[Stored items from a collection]
◆ ◆ ◆ ◆ ◆ ◆ ◆
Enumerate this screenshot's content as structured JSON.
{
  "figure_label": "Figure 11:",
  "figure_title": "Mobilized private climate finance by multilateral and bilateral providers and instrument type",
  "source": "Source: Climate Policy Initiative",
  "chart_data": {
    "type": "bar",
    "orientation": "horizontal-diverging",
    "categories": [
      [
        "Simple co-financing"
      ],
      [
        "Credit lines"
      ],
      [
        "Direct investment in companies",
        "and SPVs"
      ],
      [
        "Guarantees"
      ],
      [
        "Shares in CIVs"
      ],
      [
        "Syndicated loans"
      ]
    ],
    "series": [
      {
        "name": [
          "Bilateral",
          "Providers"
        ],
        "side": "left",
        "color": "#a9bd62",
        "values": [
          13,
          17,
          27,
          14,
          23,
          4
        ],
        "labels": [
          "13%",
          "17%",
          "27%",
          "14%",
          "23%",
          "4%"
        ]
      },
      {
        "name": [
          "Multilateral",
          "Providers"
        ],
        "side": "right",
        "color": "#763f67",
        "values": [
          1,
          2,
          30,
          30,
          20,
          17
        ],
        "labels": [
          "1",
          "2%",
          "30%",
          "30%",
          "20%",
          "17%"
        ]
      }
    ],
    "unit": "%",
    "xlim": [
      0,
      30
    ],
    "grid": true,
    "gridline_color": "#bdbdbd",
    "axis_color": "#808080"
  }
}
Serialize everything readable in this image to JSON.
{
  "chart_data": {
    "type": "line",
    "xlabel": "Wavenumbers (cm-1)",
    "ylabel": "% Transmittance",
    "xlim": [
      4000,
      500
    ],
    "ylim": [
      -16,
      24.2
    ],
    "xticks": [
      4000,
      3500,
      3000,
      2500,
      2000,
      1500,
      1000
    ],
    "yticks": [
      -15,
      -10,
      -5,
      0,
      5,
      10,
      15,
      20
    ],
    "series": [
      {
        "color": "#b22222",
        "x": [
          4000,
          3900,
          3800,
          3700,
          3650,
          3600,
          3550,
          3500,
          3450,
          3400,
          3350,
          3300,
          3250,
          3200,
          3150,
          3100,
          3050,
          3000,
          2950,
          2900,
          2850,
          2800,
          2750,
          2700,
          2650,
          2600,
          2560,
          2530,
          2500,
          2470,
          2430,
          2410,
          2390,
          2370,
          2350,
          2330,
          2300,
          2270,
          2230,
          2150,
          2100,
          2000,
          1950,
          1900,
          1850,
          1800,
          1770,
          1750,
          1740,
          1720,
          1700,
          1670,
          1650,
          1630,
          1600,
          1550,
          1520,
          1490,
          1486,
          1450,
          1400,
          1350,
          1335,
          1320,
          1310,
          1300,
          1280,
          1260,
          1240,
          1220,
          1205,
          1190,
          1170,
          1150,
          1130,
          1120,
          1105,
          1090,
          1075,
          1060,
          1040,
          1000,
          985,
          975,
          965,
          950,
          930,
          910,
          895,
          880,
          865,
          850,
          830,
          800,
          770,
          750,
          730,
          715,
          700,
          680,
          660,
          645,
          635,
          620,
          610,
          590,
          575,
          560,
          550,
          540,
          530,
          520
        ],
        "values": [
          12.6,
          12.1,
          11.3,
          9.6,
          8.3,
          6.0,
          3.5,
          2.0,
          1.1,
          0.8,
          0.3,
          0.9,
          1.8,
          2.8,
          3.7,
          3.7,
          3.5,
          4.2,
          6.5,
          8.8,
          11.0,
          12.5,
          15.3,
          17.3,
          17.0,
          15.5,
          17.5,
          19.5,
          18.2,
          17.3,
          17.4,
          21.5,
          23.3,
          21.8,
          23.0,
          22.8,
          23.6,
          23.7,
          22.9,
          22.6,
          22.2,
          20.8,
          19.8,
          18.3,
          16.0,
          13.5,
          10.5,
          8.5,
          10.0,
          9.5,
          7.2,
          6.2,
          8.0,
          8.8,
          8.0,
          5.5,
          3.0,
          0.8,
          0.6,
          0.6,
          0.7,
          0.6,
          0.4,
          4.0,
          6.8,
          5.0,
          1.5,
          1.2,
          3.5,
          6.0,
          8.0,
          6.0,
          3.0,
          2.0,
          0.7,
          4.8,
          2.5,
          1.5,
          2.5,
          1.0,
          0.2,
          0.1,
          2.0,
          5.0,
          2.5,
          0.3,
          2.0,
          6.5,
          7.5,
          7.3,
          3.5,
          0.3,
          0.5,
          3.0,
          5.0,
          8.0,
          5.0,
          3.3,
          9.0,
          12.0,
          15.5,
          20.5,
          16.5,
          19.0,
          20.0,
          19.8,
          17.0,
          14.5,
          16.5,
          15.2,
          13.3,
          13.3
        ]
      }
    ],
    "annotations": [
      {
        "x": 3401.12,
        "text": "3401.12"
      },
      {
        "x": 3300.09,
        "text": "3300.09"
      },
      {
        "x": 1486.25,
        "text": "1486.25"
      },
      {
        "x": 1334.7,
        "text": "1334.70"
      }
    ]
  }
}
◆ ◆ ◆ ◆ ◆ ◆ ◆
TASK REQUIREMENTS
Please restate the whole listing word for word.

RESPONSE TO THIS EXERCISE
Enumerate this screenshot's content as structured JSON.
{
  "figure_label": "Figure 11:",
  "figure_title": "Mobilized private climate finance by multilateral and bilateral providers and instrument type",
  "source": "Source: Climate Policy Initiative",
  "chart_data": {
    "type": "bar",
    "orientation": "horizontal-diverging",
    "categories": [
      [
        "Simple co-financing"
      ],
      [
        "Credit lines"
      ],
      [
        "Direct investment in companies",
        "and SPVs"
      ],
      [
        "Guarantees"
      ],
      [
        "Shares in CIVs"
      ],
      [
        "Syndicated loans"
      ]
    ],
    "series": [
      {
        "name": [
          "Bilateral",
          "Providers"
        ],
        "side": "left",
        "color": "#a9bd62",
        "values": [
          13,
          17,
          27,
          14,
          23,
          4
        ],
        "labels": [
          "13%",
          "17%",
          "27%",
          "14%",
          "23%",
          "4%"
        ]
      },
      {
        "name": [
          "Multilateral",
          "Providers"
        ],
        "side": "right",
        "color": "#763f67",
        "values": [
          1,
          2,
          30,
          30,
          20,
          17
        ],
        "labels": [
          "1",
          "2%",
          "30%",
          "30%",
          "20%",
          "17%"
        ]
      }
    ],
    "unit": "%",
    "xlim": [
      0,
      30
    ],
    "grid": true,
    "gridline_color": "#bdbdbd",
    "axis_color": "#808080"
  }
}
Serialize everything readable in this image to JSON.
{
  "chart_data": {
    "type": "line",
    "xlabel": "Wavenumbers (cm-1)",
    "ylabel": "% Transmittance",
    "xlim": [
      4000,
      500
    ],
    "ylim": [
      -16,
      24.2
    ],
    "xticks": [
      4000,
      3500,
      3000,
      2500,
      2000,
      1500,
      1000
    ],
    "yticks": [
      -15,
      -10,
      -5,
      0,
      5,
      10,
      15,
      20
    ],
    "series": [
      {
        "color": "#b22222",
        "x": [
          4000,
          3900,
          3800,
          3700,
          3650,
          3600,
          3550,
          3500,
          3450,
          3400,
          3350,
          3300,
          3250,
          3200,
          3150,
          3100,
          3050,
          3000,
          2950,
          2900,
          2850,
          2800,
          2750,
          2700,
          2650,
          2600,
          2560,
          2530,
          2500,
          2470,
          2430,
          2410,
          2390,
          2370,
          2350,
          2330,
          2300,
          2270,
          2230,
          2150,
          2100,
          2000,
          1950,
          1900,
          1850,
          1800,
          1770,
          1750,
          1740,
          1720,
          1700,
          1670,
          1650,
          1630,
          1600,
          1550,
          1520,
          1490,
          1486,
          1450,
          1400,
          1350,
          1335,
          1320,
          1310,
          1300,
          1280,
          1260,
          1240,
          1220,
          1205,
          1190,
          1170,
          1150,
          1130,
          1120,
          1105,
          1090,
          1075,
          1060,
          1040,
          1000,
          985,
          975,
          965,
          950,
          930,
          910,
          895,
          880,
          865,
          850,
          830,
          800,
          770,
          750,
          730,
          715,
          700,
          680,
          660,
          645,
          635,
          620,
          610,
          590,
          575,
          560,
          550,
          540,
          530,
          520
        ],
        "values": [
          12.6,
          12.1,
          11.3,
          9.6,
          8.3,
          6.0,
          3.5,
          2.0,
          1.1,
          0.8,
          0.3,
          0.9,
          1.8,
          2.8,
          3.7,
          3.7,
          3.5,
          4.2,
          6.5,
          8.8,
          11.0,
          12.5,
          15.3,
          17.3,
          17.0,
          15.5,
          17.5,
          19.5,
          18.2,
          17.3,
          17.4,
          21.5,
          23.3,
          21.8,
          23.0,
          22.8,
          23.6,
          23.7,
          22.9,
          22.6,
          22.2,
          20.8,
          19.8,
          18.3,
          16.0,
          13.5,
          10.5,
          8.5,
          10.0,
          9.5,
          7.2,
          6.2,
          8.0,
          8.8,
          8.0,
          5.5,
          3.0,
          0.8,
          0.6,
          0.6,
          0.7,
          0.6,
          0.4,
          4.0,
          6.8,
          5.0,
          1.5,
          1.2,
          3.5,
          6.0,
          8.0,
          6.0,
          3.0,
          2.0,
          0.7,
          4.8,
          2.5,
          1.5,
          2.5,
          1.0,
          0.2,
          0.1,
          2.0,
          5.0,
          2.5,
          0.3,
          2.0,
          6.5,
          7.5,
          7.3,
          3.5,
          0.3,
          0.5,
          3.0,
          5.0,
          8.0,
          5.0,
          3.3,
          9.0,
          12.0,
          15.5,
          20.5,
          16.5,
          19.0,
          20.0,
          19.8,
          17.0,
          14.5,
          16.5,
          15.2,
          13.3,
          13.3
        ]
      }
    ],
    "annotations": [
      {
        "x": 3401.12,
        "text": "3401.12"
      },
      {
        "x": 3300.09,
        "text": "3300.09"
      },
      {
        "x": 1486.25,
        "text": "1486.25"
      },
      {
        "x": 1334.7,
        "text": "1334.70"
      }
    ]
  }
}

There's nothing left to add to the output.